### Aim
Using the material below, copy every line where "Colour" appears.

===== Provided records =====

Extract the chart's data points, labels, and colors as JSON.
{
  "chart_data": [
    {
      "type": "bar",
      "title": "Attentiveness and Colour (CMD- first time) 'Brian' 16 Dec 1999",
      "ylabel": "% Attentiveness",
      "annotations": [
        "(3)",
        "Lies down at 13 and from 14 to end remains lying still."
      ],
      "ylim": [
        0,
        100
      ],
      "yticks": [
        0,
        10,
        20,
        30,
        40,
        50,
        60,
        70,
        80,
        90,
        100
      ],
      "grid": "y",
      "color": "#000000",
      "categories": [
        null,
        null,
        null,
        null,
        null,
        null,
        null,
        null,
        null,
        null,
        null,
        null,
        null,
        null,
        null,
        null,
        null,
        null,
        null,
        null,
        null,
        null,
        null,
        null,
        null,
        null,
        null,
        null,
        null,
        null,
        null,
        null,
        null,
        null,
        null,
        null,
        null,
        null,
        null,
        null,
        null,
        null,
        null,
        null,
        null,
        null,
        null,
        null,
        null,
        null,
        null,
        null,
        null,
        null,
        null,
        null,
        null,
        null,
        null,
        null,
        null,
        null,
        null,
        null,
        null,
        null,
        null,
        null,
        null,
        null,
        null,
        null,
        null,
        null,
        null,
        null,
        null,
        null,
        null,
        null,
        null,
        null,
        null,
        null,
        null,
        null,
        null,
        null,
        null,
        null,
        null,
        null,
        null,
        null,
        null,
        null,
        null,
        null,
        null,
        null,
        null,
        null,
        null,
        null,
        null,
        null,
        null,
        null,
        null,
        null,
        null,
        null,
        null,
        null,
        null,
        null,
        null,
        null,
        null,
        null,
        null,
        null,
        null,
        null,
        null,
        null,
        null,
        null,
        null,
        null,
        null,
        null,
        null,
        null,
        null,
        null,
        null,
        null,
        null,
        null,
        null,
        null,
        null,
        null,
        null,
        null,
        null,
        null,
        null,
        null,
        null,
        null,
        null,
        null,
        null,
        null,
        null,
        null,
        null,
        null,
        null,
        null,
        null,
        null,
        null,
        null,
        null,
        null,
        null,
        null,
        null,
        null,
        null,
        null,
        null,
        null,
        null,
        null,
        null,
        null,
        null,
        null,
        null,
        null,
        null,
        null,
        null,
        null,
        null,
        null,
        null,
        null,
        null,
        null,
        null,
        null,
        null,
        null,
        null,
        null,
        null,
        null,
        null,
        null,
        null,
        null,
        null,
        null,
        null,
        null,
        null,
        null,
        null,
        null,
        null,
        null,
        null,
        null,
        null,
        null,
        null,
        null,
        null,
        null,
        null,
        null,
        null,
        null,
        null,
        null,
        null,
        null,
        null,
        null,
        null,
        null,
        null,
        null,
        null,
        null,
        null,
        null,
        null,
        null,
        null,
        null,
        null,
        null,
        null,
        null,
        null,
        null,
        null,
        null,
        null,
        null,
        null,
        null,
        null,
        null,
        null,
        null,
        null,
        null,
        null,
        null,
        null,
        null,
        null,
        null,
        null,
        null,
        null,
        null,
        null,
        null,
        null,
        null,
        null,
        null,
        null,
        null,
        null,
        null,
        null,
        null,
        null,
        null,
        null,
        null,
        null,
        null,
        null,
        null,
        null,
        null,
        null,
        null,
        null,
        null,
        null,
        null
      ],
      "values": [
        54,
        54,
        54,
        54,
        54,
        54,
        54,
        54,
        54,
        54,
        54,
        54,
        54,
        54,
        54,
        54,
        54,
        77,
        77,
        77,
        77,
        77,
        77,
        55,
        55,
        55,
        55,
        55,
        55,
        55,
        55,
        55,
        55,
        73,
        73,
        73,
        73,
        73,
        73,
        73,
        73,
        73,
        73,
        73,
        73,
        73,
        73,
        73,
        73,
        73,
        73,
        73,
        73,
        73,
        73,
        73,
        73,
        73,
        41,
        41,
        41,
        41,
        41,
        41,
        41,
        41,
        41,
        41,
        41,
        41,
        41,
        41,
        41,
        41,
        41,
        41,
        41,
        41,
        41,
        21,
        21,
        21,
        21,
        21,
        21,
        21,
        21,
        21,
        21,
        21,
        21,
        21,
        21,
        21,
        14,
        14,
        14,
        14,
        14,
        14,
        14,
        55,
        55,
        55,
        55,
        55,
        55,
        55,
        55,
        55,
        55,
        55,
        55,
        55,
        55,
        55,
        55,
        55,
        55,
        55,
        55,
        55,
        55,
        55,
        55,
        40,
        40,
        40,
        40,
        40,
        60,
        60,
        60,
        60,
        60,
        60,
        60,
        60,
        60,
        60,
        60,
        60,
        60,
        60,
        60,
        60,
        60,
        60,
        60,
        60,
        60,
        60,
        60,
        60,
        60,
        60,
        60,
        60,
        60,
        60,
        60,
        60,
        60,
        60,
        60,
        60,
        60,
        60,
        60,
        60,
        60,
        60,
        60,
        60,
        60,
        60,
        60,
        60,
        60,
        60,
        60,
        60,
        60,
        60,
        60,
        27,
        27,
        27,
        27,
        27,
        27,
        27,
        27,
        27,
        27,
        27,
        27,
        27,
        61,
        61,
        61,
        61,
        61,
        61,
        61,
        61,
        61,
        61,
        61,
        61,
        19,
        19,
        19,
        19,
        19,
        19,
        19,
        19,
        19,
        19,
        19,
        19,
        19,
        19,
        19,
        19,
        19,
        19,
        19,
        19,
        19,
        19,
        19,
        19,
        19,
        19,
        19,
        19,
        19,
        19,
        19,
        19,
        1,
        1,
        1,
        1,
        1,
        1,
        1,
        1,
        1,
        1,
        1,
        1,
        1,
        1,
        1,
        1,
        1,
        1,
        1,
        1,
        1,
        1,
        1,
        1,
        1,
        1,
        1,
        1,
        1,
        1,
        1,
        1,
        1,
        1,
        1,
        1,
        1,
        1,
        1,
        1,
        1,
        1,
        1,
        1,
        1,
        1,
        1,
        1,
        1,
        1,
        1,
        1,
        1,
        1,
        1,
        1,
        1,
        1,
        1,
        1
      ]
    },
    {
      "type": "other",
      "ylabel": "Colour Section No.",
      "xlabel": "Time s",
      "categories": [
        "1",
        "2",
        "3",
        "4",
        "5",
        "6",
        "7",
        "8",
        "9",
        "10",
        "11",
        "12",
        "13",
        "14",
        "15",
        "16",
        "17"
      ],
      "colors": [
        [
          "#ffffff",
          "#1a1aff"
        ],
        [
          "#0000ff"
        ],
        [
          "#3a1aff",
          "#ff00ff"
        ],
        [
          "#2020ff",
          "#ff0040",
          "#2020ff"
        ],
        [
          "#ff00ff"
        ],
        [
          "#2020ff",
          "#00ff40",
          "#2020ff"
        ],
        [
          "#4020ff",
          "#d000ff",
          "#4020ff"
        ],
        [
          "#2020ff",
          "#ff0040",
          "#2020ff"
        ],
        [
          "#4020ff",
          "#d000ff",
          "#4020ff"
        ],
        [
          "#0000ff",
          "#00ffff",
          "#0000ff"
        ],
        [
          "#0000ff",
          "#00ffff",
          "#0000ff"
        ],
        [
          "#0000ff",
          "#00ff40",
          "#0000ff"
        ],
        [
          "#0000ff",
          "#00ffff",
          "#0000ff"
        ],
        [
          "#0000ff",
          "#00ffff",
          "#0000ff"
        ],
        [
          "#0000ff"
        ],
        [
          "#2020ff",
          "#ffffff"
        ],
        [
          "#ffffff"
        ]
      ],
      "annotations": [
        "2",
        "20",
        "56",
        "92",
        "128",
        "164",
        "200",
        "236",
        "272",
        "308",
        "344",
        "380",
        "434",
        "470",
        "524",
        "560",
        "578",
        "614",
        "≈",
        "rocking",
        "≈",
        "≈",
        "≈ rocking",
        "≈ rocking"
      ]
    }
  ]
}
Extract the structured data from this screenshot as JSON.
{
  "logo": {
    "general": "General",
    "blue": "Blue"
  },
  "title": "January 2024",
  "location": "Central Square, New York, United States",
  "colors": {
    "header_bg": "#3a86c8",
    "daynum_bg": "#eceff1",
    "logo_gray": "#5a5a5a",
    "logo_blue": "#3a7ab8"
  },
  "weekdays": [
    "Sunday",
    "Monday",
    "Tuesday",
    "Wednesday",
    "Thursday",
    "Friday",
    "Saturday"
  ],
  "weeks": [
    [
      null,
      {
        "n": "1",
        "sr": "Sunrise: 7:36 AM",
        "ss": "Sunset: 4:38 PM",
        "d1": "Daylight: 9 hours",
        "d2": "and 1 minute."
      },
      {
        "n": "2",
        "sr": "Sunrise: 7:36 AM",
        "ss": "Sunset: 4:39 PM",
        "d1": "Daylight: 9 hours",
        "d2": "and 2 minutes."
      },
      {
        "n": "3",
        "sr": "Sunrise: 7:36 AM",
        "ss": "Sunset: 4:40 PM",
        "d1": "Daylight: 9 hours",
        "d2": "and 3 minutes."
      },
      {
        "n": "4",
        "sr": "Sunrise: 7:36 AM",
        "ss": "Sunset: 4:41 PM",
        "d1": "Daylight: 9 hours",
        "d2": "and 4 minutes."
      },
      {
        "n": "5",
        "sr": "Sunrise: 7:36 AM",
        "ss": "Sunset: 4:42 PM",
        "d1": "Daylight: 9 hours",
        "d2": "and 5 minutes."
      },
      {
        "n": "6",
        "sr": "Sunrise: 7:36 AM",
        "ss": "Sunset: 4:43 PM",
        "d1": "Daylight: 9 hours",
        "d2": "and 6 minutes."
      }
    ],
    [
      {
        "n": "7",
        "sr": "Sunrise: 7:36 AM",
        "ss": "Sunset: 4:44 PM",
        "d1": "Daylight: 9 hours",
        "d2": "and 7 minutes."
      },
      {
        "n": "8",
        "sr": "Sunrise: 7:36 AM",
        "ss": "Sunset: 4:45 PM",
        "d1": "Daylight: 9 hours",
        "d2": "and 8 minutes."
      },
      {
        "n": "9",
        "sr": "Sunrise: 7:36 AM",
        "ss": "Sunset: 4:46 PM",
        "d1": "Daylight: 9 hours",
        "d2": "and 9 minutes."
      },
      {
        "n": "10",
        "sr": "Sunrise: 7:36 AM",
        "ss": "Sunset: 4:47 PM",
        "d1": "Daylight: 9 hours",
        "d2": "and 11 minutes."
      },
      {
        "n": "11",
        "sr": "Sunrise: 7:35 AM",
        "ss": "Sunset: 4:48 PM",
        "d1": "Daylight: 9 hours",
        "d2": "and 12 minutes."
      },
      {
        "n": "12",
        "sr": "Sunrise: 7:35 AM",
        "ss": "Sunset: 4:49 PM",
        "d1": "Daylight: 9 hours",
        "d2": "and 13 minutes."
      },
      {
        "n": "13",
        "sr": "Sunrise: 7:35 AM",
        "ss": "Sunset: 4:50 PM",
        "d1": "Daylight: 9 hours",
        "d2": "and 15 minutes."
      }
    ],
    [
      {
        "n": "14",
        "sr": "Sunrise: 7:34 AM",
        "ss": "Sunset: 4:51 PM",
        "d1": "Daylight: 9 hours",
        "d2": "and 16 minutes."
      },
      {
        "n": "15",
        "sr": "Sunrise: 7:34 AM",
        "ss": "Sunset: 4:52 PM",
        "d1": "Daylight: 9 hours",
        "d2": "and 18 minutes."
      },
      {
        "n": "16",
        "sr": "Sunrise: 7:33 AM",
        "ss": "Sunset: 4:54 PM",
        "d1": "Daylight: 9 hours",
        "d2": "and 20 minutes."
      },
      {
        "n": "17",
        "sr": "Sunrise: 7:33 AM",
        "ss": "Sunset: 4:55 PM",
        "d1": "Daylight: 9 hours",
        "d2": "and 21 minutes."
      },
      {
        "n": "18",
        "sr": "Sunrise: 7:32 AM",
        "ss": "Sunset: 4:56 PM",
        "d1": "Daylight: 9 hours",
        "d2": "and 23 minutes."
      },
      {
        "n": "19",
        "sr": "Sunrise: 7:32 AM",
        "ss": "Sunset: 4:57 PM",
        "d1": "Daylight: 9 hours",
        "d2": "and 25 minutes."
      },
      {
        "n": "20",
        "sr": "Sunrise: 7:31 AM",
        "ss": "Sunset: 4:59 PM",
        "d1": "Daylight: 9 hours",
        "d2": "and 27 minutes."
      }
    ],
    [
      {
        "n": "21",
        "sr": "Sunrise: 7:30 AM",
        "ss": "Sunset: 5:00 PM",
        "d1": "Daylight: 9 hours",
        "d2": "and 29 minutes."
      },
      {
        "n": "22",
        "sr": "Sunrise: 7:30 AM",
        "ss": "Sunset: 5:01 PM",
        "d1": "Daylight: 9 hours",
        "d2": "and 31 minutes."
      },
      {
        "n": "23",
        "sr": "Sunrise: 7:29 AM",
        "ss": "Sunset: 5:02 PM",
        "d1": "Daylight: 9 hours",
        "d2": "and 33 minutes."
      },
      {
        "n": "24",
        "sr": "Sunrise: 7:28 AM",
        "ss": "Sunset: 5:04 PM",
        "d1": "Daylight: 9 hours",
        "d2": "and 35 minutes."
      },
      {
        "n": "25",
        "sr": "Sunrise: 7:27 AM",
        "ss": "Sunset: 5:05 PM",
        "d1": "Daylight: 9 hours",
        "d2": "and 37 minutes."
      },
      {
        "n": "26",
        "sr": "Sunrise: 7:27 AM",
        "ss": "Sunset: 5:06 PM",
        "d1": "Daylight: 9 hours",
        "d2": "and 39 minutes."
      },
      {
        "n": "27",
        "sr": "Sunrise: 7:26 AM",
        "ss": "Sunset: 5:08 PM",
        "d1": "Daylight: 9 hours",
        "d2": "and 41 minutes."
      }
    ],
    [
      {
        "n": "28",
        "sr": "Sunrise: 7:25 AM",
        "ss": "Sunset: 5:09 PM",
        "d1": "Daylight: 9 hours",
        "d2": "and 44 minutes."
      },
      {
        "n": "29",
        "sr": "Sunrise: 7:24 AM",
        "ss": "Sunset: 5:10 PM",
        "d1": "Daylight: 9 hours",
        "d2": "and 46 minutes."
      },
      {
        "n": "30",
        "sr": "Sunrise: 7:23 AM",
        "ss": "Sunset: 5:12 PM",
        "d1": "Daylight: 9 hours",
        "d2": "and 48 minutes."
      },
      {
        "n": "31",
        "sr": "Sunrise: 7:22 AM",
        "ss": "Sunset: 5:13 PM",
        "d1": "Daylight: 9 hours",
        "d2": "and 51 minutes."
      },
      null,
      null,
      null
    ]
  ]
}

=====

### Task answer
      "title": "Attentiveness and Colour (CMD- first time) 'Brian' 16 Dec 1999",
      "ylabel": "Colour Section No.",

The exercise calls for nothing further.